§ **Prompt 1**:
Name every company mentioned in the almond processing facility article below.
§ **Prompt 2**:
In the almond processing facility article below, how many pounds of almonds can the new facility process per day?
§ **Prompt 3**:
Carry on the almond processing facility article below from its final sentence.

§ **Document**:
Beeler explained that the most important aspect of the new facility is its focus on food safety and product quality.
Beeler Industries and the cooperative also worked with Lewis M. Carter Manufacturing of Georgia and Donaldson Torit of Minneapolis to implement new separation technology and air-filtration equipment. Beeler explained that the filtered air intakes allow the processor to operate with closed doors, diminishing any possibility of outside contamination.
Because the process of removing the debris and almond hulls are potential sources of air emissions, the new equipment aims to minimize dust, increase sanitation and allow the processed nuts to be loaded onto trucks in an environmentally controlled space.
Plant supervior Jeff George said the new facility can process about 800,000 pounds of almonds per day.
“This will definitely help us get through production a lot quicker,” George said, “We’re talking about a 110 percent production increase.”
George said the new plant also helped create jobs, as two 10-person shifts have been added to operate the new equipment.
The new processing project is scheduled to start working in mid-July for the upcoming harvest.

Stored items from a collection
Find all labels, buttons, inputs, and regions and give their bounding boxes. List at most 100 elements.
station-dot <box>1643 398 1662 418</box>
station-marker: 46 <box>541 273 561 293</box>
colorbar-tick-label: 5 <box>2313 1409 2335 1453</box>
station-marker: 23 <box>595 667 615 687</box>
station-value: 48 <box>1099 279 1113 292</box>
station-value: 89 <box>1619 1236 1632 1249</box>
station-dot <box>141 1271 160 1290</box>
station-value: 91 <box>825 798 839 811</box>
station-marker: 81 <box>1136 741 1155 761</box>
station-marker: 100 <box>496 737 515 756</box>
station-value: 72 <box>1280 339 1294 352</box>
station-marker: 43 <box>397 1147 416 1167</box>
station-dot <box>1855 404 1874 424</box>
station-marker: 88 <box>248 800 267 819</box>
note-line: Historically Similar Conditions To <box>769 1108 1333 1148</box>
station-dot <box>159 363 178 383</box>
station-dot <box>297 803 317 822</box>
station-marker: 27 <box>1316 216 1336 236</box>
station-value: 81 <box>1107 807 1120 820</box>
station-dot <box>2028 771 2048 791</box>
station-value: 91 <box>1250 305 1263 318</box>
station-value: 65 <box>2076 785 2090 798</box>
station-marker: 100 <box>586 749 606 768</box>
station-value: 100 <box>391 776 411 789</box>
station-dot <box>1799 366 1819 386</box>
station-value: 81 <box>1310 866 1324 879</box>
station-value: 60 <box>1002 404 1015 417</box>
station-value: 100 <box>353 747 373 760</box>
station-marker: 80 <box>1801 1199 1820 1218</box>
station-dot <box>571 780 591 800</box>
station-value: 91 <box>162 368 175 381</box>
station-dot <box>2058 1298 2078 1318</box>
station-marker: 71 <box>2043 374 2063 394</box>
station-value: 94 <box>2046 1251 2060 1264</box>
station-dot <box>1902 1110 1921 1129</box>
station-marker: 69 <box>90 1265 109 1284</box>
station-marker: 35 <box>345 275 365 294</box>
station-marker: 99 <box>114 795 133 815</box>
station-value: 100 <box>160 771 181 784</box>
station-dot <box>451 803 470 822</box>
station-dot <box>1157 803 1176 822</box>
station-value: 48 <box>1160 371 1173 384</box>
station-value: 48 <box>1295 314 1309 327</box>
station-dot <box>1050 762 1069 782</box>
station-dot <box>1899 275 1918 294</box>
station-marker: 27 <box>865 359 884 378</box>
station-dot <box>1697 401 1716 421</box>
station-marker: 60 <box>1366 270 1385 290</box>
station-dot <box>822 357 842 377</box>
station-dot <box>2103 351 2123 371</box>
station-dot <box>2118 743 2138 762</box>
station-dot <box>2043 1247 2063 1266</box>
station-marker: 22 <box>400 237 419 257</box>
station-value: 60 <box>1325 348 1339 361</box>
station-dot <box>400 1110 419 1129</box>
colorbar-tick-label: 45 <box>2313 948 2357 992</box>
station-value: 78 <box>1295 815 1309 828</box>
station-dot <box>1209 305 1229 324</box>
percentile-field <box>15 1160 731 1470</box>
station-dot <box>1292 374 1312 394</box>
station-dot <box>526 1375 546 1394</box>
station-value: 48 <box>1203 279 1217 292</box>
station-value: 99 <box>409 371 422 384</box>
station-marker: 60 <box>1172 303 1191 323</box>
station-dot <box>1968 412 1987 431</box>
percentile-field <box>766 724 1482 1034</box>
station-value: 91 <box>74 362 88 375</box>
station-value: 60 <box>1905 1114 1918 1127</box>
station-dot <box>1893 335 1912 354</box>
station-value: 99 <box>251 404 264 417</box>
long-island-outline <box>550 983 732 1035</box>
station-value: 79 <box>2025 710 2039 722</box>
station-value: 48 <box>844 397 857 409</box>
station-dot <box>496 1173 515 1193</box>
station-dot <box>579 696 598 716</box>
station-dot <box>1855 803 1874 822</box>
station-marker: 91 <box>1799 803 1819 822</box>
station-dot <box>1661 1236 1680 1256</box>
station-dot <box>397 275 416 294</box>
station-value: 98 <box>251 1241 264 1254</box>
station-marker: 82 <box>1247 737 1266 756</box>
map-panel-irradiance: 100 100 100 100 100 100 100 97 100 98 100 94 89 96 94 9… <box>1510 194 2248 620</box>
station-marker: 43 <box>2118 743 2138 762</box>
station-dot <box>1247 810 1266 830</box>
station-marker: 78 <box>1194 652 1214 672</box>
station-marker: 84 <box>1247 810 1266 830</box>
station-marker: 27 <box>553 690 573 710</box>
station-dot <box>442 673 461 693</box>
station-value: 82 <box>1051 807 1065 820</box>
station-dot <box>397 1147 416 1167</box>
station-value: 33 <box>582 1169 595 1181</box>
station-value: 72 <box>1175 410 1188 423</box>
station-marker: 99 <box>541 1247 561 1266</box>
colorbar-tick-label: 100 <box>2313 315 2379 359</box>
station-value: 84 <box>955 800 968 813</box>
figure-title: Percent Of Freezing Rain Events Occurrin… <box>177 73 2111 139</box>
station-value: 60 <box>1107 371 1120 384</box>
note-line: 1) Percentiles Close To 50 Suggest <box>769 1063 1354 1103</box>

§ **Task response 1**:
Beeler Industries, Lewis M. Carter Manufacturing, Donaldson Torit

§ **Task response 2**:
About 800,000 pounds.

§ **Task response 3**:
Despite the hard hit that California’s $4 billion almond industry has taken with the drought, Marchini believes the market will continue to grow, and this investment is representative of it, he said.
“This project pretty much states what our view of the California almond industry is and what we think of that future. It is very bright,” said Jeff Hamilton, Minturn’s general manager in a news release.
“Our existing grower members are continuing to expand their operations. … This facility will allow us to take care of growers that have been committed to this cooperative for so many years,” Hamilton said.
Minturn Hullers opened in 1966 and has grown from 120 members to 300. In the past four seasons, processing has lasted until mid-January.